"""
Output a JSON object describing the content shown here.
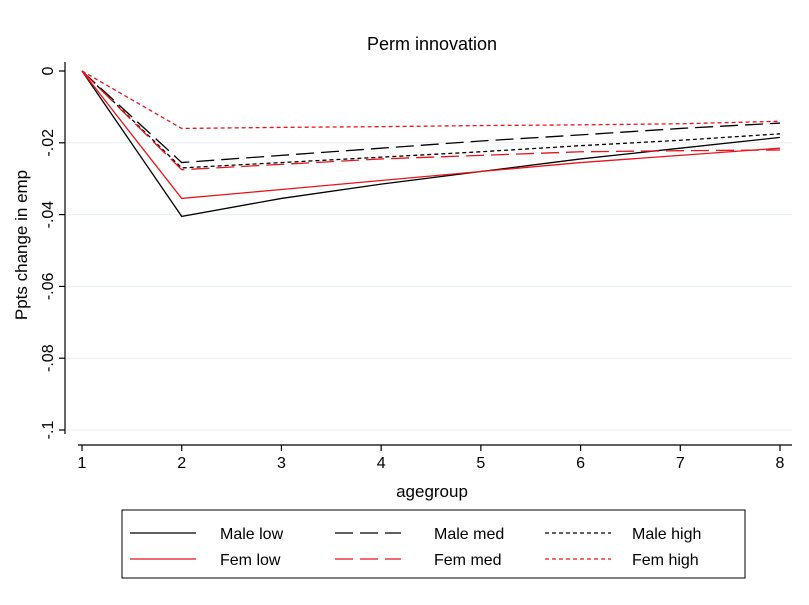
{
  "chart_data": {
    "type": "line",
    "title": "Perm innovation",
    "xlabel": "agegroup",
    "ylabel": "Ppts change in emp",
    "x": [
      1,
      2,
      3,
      4,
      5,
      6,
      7,
      8
    ],
    "xlim": [
      1,
      8
    ],
    "ylim": [
      -0.1,
      0
    ],
    "xticks": [
      "1",
      "2",
      "3",
      "4",
      "5",
      "6",
      "7",
      "8"
    ],
    "yticks": [
      {
        "value": 0,
        "label": "0"
      },
      {
        "value": -0.02,
        "label": "-.02"
      },
      {
        "value": -0.04,
        "label": "-.04"
      },
      {
        "value": -0.06,
        "label": "-.06"
      },
      {
        "value": -0.08,
        "label": "-.08"
      },
      {
        "value": -0.1,
        "label": "-.1"
      }
    ],
    "grid": "horizontal",
    "legend_position": "bottom",
    "series": [
      {
        "name": "Male low",
        "color": "#000000",
        "dash": "solid",
        "values": [
          0,
          -0.0405,
          -0.0355,
          -0.0315,
          -0.028,
          -0.0245,
          -0.0215,
          -0.0185
        ]
      },
      {
        "name": "Male med",
        "color": "#000000",
        "dash": "long-dash",
        "values": [
          0,
          -0.0255,
          -0.0235,
          -0.0215,
          -0.0195,
          -0.0178,
          -0.016,
          -0.0145
        ]
      },
      {
        "name": "Male high",
        "color": "#000000",
        "dash": "short-dash",
        "values": [
          0,
          -0.027,
          -0.0255,
          -0.024,
          -0.0225,
          -0.0208,
          -0.0193,
          -0.0175
        ]
      },
      {
        "name": "Fem low",
        "color": "#e8141c",
        "dash": "solid",
        "values": [
          0,
          -0.0355,
          -0.033,
          -0.0305,
          -0.028,
          -0.0255,
          -0.0235,
          -0.0215
        ]
      },
      {
        "name": "Fem med",
        "color": "#e8141c",
        "dash": "long-dash",
        "values": [
          0,
          -0.0275,
          -0.026,
          -0.0245,
          -0.0235,
          -0.0225,
          -0.0222,
          -0.022
        ]
      },
      {
        "name": "Fem high",
        "color": "#e8141c",
        "dash": "short-dash",
        "values": [
          0,
          -0.016,
          -0.0157,
          -0.0155,
          -0.0152,
          -0.015,
          -0.0147,
          -0.014
        ]
      }
    ]
  }
}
"""
> [Required work] Excluding the pictures, restate the records above word for word.

> [Answer in full]
Output a JSON object describing the content shown here.
{
  "chart_data": {
    "type": "line",
    "title": "Perm innovation",
    "xlabel": "agegroup",
    "ylabel": "Ppts change in emp",
    "x": [
      1,
      2,
      3,
      4,
      5,
      6,
      7,
      8
    ],
    "xlim": [
      1,
      8
    ],
    "ylim": [
      -0.1,
      0
    ],
    "xticks": [
      "1",
      "2",
      "3",
      "4",
      "5",
      "6",
      "7",
      "8"
    ],
    "yticks": [
      {
        "value": 0,
        "label": "0"
      },
      {
        "value": -0.02,
        "label": "-.02"
      },
      {
        "value": -0.04,
        "label": "-.04"
      },
      {
        "value": -0.06,
        "label": "-.06"
      },
      {
        "value": -0.08,
        "label": "-.08"
      },
      {
        "value": -0.1,
        "label": "-.1"
      }
    ],
    "grid": "horizontal",
    "legend_position": "bottom",
    "series": [
      {
        "name": "Male low",
        "color": "#000000",
        "dash": "solid",
        "values": [
          0,
          -0.0405,
          -0.0355,
          -0.0315,
          -0.028,
          -0.0245,
          -0.0215,
          -0.0185
        ]
      },
      {
        "name": "Male med",
        "color": "#000000",
        "dash": "long-dash",
        "values": [
          0,
          -0.0255,
          -0.0235,
          -0.0215,
          -0.0195,
          -0.0178,
          -0.016,
          -0.0145
        ]
      },
      {
        "name": "Male high",
        "color": "#000000",
        "dash": "short-dash",
        "values": [
          0,
          -0.027,
          -0.0255,
          -0.024,
          -0.0225,
          -0.0208,
          -0.0193,
          -0.0175
        ]
      },
      {
        "name": "Fem low",
        "color": "#e8141c",
        "dash": "solid",
        "values": [
          0,
          -0.0355,
          -0.033,
          -0.0305,
          -0.028,
          -0.0255,
          -0.0235,
          -0.0215
        ]
      },
      {
        "name": "Fem med",
        "color": "#e8141c",
        "dash": "long-dash",
        "values": [
          0,
          -0.0275,
          -0.026,
          -0.0245,
          -0.0235,
          -0.0225,
          -0.0222,
          -0.022
        ]
      },
      {
        "name": "Fem high",
        "color": "#e8141c",
        "dash": "short-dash",
        "values": [
          0,
          -0.016,
          -0.0157,
          -0.0155,
          -0.0152,
          -0.015,
          -0.0147,
          -0.014
        ]
      }
    ]
  }
}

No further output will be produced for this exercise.